[start of INFORMATION PROVIDED]

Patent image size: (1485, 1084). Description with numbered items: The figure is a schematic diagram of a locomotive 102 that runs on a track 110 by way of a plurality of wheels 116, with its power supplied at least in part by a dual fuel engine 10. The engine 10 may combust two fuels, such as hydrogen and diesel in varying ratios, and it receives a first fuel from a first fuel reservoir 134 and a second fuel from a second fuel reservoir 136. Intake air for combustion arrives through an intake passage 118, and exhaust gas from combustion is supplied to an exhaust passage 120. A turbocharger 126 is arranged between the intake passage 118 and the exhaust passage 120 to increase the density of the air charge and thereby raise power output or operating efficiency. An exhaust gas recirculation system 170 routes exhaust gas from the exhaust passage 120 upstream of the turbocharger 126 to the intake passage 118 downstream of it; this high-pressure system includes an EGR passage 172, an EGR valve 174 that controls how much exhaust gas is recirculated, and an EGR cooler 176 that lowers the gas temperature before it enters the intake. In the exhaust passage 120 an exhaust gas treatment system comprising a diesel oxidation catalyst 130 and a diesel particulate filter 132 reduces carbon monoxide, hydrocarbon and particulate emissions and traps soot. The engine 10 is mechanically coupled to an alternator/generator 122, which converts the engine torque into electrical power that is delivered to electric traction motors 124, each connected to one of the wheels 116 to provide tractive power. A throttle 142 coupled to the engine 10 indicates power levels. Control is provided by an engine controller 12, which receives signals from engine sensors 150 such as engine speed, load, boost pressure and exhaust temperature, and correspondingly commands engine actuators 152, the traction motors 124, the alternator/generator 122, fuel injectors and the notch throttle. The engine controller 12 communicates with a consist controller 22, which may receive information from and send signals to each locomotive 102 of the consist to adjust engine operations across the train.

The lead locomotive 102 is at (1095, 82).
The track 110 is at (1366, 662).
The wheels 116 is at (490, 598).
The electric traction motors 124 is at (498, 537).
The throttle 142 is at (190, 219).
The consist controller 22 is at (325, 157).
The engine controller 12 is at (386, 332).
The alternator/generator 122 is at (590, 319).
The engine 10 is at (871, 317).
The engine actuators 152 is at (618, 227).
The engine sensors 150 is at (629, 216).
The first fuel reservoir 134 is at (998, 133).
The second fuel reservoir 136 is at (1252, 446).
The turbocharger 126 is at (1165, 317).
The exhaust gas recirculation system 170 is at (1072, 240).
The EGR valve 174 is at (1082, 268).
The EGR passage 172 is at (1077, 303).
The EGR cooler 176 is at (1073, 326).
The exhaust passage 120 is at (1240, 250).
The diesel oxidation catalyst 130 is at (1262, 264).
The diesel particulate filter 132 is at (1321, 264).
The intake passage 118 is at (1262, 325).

[end of INFORMATION PROVIDED]

▸ CHALLENGE: Can you update every entry above so that "schematic diagram" becomes "simplified drawing", with nothing else altered?

▸ FULL OUTPUT:
Patent image size: (1485, 1084). Description with numbered items: The figure is a simplified drawing of a locomotive 102 that runs on a track 110 by way of a plurality of wheels 116, with its power supplied at least in part by a dual fuel engine 10. The engine 10 may combust two fuels, such as hydrogen and diesel in varying ratios, and it receives a first fuel from a first fuel reservoir 134 and a second fuel from a second fuel reservoir 136. Intake air for combustion arrives through an intake passage 118, and exhaust gas from combustion is supplied to an exhaust passage 120. A turbocharger 126 is arranged between the intake passage 118 and the exhaust passage 120 to increase the density of the air charge and thereby raise power output or operating efficiency. An exhaust gas recirculation system 170 routes exhaust gas from the exhaust passage 120 upstream of the turbocharger 126 to the intake passage 118 downstream of it; this high-pressure system includes an EGR passage 172, an EGR valve 174 that controls how much exhaust gas is recirculated, and an EGR cooler 176 that lowers the gas temperature before it enters the intake. In the exhaust passage 120 an exhaust gas treatment system comprising a diesel oxidation catalyst 130 and a diesel particulate filter 132 reduces carbon monoxide, hydrocarbon and particulate emissions and traps soot. The engine 10 is mechanically coupled to an alternator/generator 122, which converts the engine torque into electrical power that is delivered to electric traction motors 124, each connected to one of the wheels 116 to provide tractive power. A throttle 142 coupled to the engine 10 indicates power levels. Control is provided by an engine controller 12, which receives signals from engine sensors 150 such as engine speed, load, boost pressure and exhaust temperature, and correspondingly commands engine actuators 152, the traction motors 124, the alternator/generator 122, fuel injectors and the notch throttle. The engine controller 12 communicates with a consist controller 22, which may receive information from and send signals to each locomotive 102 of the consist to adjust engine operations across the train.

The lead locomotive 102 is at (1095, 82).
The track 110 is at (1366, 662).
The wheels 116 is at (490, 598).
The electric traction motors 124 is at (498, 537).
The throttle 142 is at (190, 219).
The consist controller 22 is at (325, 157).
The engine controller 12 is at (386, 332).
The alternator/generator 122 is at (590, 319).
The engine 10 is at (871, 317).
The engine actuators 152 is at (618, 227).
The engine sensors 150 is at (629, 216).
The first fuel reservoir 134 is at (998, 133).
The second fuel reservoir 136 is at (1252, 446).
The turbocharger 126 is at (1165, 317).
The exhaust gas recirculation system 170 is at (1072, 240).
The EGR valve 174 is at (1082, 268).
The EGR passage 172 is at (1077, 303).
The EGR cooler 176 is at (1073, 326).
The exhaust passage 120 is at (1240, 250).
The diesel oxidation catalyst 130 is at (1262, 264).
The diesel particulate filter 132 is at (1321, 264).
The intake passage 118 is at (1262, 325).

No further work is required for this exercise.